[Set of tasks]
(A) Condense the paragraph beginning "Moreover, if companies want to recognise tax-loss carry-forwards" from the passage on accounting recognition into a short bulleted list that keeps its main facts.
(B) Reproduce the passage on accounting recognition between "Moreover, if companies" and "the following years)!", inclusive.
(C) Pick up the passage on accounting recognition after its final sentence and carry it forward.

[Selected passage]
******************************
But for business valuation certain “probability hurdles” do not play a major role. What counts is the expected value, as shown in the initial math exercise: Something very big multiplied with a low probability (NOT recognised as a liability!) can have an expected value just as high or even higher than something smaller multiplied with a high probability (this will be recognised as a liability!). But everything which will NOT be shown as a balance sheet liability will usually not find the same analysts’ attention as something that is recorded as a liability. And that is also how things were at PG&E.

If one read the notes of PG&E’s financial statement carefully one could even without the gift of clairvoyance come to the conclusion – as seen from the publication date of the 2017 annual report (February 2018) – that a) in California another new wildfire might soon to be expected, no matter which trigger, and that b) PG&E’s equipment couldn’t be modernized that quickly and therefore that c) PG&E would be at least suspicious for being responsible while at the same time its line of defence against any allegations would be very weak. In short: a noticeable aggravation of the “10 bn USD” problem was certainly not implausible.

Stock markets, however, took PG&E’s disclosure in the 2017 notes quite relaxed. Of course, it wasn’t totally irrelevant to them. Yet markets didn’t want to quite think about the whole potential extent. When looking at the stock price development of PG&E we can notice that it took until the actual resurgence of the wildfires in November 2018 that investors realized what is really going on.

The PG&E case it is surely a severe one of the financial analysis problem of ‘On’ (meaning: recognition of liabilities at a presumed 100% probability), ‘Twilight’ (meaning: recognition somewhere between 0% and a 100% probability) and ‘Off’ (meaning: no recognition at all, staying off-balance, just as in the PG&E case). But this whole problem basically runs through IFRS- and US-GAAP financial reporting like a red thread.

Looking (in extracts) at the asset-side of IFRS reporting reveals: there is a clear domination of the often difficult to be economically justifiable On/Off principle in most cases. Assets are either recognised at full value or not at all. What is unproblematic for many physical assets like machines or inventories can be a big problem for many intangible values. The classic example is here the expenditures for research and development. The rule is: basic research is not an asset under IFRS – the future transformation into positive cash flows is still too vague in IASB’s opinion. But so called ‘development’ expenditures (i.e. when ‘products’ have reached a certain maturity which makes the future cash flow generation quite probable) are recognised on the balance sheet in full. However, both approaches are not really helpful for business valuation reality. Of course, the probability of turning development-stage expenditures into future cash flows are in fact higher than turning basic research ones. But in economic reality in both cases investors will find themselves in certain probability regions which are in most cases rather far away from 0%, but also far away from 100%. In US-GAAP this problem is even more severe as neither research nor development spending is brought to the balance sheet (all ‘off’)

Moreover, if companies want to recognise tax-loss carry-forwards as an asset in IFRS they need a probability of realisation of +50%. Then they can fully (i.e. at 100% probability) show them on the balance sheet. Beneath this probability level: zero recognition. And here too, the valuation truth is clearly in many cases somewhere between the extremes. Not far back in the past the French utility company Veolia Environment S.A. had such tax-loss carry-forwards amounting to nearly 1 bn Euro on its disposal. Not on the balance sheet because of not meeting the minimum probability criterion. But for business valuation reasons they had quite a value (as the real world development of the corporate performance revealed quite clearly in the following years)!
******************************
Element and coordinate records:
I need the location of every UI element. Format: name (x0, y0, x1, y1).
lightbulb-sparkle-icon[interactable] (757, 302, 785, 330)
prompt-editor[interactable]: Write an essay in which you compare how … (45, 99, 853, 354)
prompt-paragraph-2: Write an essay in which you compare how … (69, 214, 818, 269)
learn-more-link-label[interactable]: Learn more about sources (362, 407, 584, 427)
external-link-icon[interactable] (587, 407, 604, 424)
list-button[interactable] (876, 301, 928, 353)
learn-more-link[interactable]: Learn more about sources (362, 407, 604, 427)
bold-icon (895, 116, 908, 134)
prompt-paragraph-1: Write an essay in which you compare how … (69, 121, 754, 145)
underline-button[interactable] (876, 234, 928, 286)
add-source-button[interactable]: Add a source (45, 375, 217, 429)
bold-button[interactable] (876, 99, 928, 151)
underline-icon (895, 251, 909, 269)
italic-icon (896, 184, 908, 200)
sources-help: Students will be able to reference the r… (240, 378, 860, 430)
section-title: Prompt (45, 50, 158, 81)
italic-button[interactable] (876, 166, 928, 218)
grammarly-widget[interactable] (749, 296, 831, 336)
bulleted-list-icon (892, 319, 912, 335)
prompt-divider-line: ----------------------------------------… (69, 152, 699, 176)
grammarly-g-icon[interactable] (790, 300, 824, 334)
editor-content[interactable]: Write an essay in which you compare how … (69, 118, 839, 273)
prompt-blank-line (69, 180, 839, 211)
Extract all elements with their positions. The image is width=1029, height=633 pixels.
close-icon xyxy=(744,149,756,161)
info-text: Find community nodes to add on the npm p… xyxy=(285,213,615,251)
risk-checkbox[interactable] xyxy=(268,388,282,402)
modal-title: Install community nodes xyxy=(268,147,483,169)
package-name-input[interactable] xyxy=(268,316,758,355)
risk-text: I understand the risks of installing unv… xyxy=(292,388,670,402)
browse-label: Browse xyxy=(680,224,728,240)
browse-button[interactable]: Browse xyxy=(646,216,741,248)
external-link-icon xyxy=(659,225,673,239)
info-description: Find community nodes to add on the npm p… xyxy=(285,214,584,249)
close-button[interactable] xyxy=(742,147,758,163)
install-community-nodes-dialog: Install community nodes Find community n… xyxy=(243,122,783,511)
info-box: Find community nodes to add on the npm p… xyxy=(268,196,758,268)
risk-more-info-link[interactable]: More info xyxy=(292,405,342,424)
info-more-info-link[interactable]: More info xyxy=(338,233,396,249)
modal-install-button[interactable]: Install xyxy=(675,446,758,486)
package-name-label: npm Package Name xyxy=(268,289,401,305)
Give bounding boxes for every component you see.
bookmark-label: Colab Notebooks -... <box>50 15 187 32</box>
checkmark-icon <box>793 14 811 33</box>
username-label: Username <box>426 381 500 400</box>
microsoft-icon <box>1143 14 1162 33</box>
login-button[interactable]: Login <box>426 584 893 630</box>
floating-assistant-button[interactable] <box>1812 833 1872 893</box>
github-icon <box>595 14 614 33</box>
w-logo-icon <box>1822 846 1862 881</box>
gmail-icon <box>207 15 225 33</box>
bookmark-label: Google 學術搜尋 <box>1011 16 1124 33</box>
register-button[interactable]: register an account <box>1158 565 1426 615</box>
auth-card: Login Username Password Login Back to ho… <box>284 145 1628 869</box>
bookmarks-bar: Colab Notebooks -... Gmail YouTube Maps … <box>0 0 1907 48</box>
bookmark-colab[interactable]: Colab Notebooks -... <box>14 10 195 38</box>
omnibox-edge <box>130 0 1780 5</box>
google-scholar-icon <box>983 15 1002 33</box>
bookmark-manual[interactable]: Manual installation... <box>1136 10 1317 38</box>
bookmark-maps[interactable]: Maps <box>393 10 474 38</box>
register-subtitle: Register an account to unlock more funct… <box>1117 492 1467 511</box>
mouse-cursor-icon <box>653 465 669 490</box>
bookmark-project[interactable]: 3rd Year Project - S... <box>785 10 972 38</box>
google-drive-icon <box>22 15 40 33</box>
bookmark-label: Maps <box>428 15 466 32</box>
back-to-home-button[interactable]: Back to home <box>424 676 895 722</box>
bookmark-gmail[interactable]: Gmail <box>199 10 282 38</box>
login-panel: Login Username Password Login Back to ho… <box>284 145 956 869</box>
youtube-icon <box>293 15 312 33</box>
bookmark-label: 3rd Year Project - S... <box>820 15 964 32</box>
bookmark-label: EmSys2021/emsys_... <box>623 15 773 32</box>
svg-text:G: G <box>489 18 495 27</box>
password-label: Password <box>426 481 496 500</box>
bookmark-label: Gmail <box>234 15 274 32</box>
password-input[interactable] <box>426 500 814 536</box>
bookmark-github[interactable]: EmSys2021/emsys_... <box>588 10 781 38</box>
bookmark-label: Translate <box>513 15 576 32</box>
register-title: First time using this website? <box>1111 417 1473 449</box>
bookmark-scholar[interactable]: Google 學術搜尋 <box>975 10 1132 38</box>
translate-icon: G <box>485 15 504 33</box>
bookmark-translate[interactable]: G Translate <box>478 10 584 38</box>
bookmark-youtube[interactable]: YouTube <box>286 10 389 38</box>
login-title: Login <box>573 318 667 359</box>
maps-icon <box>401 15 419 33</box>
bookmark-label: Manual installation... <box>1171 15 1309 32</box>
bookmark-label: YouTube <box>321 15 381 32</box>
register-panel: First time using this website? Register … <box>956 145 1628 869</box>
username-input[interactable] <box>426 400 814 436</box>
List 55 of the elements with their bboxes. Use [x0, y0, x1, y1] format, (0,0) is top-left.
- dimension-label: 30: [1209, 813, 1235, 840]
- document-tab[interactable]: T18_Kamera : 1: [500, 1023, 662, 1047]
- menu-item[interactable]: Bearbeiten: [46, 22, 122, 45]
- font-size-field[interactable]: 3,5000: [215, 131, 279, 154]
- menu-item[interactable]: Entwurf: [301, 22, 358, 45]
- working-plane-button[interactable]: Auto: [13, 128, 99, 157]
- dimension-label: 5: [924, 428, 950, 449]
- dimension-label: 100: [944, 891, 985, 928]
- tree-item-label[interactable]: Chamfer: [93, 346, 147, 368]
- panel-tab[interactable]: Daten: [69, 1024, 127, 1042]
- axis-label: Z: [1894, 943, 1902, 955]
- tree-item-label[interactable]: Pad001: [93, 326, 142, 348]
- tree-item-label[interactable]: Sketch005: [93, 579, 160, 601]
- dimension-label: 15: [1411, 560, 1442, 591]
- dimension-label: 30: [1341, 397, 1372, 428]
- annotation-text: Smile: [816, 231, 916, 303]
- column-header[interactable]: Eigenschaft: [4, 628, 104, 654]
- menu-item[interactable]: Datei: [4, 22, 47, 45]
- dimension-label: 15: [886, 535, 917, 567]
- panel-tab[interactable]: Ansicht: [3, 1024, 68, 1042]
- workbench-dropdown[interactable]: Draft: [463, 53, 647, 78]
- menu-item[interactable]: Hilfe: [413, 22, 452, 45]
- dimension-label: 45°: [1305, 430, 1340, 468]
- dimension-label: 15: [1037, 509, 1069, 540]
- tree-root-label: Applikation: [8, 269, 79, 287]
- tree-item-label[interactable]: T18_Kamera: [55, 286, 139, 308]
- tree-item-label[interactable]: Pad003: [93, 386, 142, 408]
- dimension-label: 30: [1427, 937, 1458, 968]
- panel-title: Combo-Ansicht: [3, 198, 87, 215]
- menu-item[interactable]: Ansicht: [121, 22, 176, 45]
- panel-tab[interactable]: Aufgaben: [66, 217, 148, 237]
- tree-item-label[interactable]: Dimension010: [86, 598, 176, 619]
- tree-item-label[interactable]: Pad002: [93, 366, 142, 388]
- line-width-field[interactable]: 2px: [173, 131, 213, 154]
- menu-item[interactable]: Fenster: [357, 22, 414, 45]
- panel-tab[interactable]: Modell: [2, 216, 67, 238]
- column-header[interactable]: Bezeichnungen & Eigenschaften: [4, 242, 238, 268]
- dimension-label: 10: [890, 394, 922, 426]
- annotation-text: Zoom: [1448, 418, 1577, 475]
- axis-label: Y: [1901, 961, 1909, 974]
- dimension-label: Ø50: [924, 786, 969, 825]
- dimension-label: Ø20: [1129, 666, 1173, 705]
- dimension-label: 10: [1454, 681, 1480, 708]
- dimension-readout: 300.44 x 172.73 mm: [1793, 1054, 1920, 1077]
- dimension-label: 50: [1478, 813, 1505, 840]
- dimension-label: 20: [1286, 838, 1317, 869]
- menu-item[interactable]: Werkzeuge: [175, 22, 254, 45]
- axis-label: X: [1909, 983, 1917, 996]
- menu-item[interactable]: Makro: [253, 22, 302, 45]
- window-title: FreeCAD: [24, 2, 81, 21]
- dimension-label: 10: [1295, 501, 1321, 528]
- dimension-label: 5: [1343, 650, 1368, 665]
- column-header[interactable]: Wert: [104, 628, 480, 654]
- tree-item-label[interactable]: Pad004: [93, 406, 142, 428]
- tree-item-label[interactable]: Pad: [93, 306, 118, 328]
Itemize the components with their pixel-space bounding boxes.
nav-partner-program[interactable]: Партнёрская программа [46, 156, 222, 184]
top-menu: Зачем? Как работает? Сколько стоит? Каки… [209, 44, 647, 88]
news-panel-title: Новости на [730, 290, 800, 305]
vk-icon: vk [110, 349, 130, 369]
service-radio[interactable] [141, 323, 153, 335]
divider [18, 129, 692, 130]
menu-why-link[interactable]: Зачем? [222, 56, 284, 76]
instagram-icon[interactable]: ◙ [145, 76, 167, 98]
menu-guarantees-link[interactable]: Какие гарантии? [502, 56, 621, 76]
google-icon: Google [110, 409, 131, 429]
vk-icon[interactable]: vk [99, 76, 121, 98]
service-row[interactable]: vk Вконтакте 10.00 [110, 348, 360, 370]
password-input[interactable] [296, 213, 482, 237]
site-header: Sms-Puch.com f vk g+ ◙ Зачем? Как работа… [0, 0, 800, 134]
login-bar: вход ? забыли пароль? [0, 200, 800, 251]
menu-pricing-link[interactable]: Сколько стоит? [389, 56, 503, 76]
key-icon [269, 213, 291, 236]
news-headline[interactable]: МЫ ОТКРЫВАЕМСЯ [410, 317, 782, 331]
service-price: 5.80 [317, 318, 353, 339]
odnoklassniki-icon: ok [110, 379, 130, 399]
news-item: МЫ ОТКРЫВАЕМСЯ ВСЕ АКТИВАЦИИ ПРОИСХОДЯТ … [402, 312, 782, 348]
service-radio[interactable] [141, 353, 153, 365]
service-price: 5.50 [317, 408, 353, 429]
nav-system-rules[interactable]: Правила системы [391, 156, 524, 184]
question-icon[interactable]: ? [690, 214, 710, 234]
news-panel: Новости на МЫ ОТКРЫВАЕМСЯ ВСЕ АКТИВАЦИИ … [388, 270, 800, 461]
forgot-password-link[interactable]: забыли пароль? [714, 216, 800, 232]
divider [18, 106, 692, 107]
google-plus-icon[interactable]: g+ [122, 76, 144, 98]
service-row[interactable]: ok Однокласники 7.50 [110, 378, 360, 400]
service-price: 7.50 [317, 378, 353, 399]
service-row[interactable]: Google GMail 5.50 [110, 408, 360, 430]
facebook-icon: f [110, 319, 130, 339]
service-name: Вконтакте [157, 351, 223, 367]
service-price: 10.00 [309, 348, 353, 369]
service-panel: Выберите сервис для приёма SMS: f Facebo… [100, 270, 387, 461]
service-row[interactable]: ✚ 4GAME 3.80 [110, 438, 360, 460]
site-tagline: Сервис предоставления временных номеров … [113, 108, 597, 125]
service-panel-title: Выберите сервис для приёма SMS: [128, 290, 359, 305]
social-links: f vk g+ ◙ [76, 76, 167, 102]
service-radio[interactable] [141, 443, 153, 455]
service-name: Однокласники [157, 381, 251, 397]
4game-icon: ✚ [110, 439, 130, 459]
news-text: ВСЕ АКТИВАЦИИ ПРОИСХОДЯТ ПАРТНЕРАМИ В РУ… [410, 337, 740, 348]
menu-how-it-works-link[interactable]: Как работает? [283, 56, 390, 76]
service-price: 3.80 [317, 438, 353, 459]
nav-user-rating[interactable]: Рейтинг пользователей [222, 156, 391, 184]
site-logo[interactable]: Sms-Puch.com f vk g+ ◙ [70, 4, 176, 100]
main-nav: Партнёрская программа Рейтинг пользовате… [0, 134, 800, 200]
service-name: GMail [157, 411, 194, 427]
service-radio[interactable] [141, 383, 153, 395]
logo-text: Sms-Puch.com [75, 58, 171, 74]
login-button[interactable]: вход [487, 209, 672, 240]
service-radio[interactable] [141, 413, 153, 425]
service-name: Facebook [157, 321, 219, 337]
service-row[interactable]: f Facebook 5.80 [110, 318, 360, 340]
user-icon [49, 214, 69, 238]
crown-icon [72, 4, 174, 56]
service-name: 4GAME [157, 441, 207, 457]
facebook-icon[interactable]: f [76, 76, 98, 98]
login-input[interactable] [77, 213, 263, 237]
******************************
[Written responses]
(A)
- Under IFRS, tax-loss carry-forwards can be recognized as an asset only if their probability of realization is above 50%. They are then shown on the balance sheet in full, as if at 100% probability.
- Below that probability level, nothing is recognized.
- In many cases, their true value lies somewhere between these two extremes.
- The French utility Veolia Environment S.A. once had nearly 1 bn Euro of such carry-forwards. They were kept off the balance sheet because they did not meet the minimum probability criterion.
- For business valuation, they still had considerable value, as the company's performance in later years showed.

(B)
Moreover, if companies want to recognise tax-loss carry-forwards as an asset in IFRS they need a probability of realisation of +50%. Then they can fully (i.e. at 100% probability) show them on the balance sheet. Beneath this probability level: zero recognition. And here too, the valuation truth is clearly in many cases somewhere between the extremes. Not far back in the past the French utility company Veolia Environment S.A. had such tax-loss carry-forwards amounting to nearly 1 bn Euro on its disposal. Not on the balance sheet because of not meeting the minimum probability criterion. But for business valuation reasons they had quite a value (as the real world development of the corporate performance revealed quite clearly in the following years)!

(C)
Things certainly look more colourful on the liability side of IFRS. Financial liabilities are to be recognised at their expected repayment value as seen from the date of issuance (meaning precisely: default risk will be considered). However, if there are later changes in the expected repayment value (i.e. changes in default risk) they are usually not displayed in the value of liabilities. Exceptions do exist for companies who run parts of their liability side at fair value (usually banks or other financial entities). For them it is possible to recognise the (often seen as counterintuitive yet absolutely correct from an economic point of view) effect that the liability is getting smaller when the company slips into a crisis (see the blog post on so called “own credit gains” HERE – in German only).

Provisions should usually also be recognised at their expected value – but at the expected value as of the balance sheet date! This means provisions have a present value (i.e. a discounting component) as they always relate to future events, yet a present value calculation is mostly (in particular for short-term provisions) abstracted from which regularly leads to deviations from the real “expected value”. But not always: long-term provisions are indeed discounted. Yet, very differently than financial liabilities. Standard setters rather dictate a discount rate for accruals (instead of looking at market proxies) – and standard setters aren’t usually taking default risks adequately into account but they rather focus on on yields of high-quality corporate bonds as a benchmark. By following this proceeding, the accounting value of provisions is often shifting away quite massively from the actual expected value (see our blog post on pension provisions HERE).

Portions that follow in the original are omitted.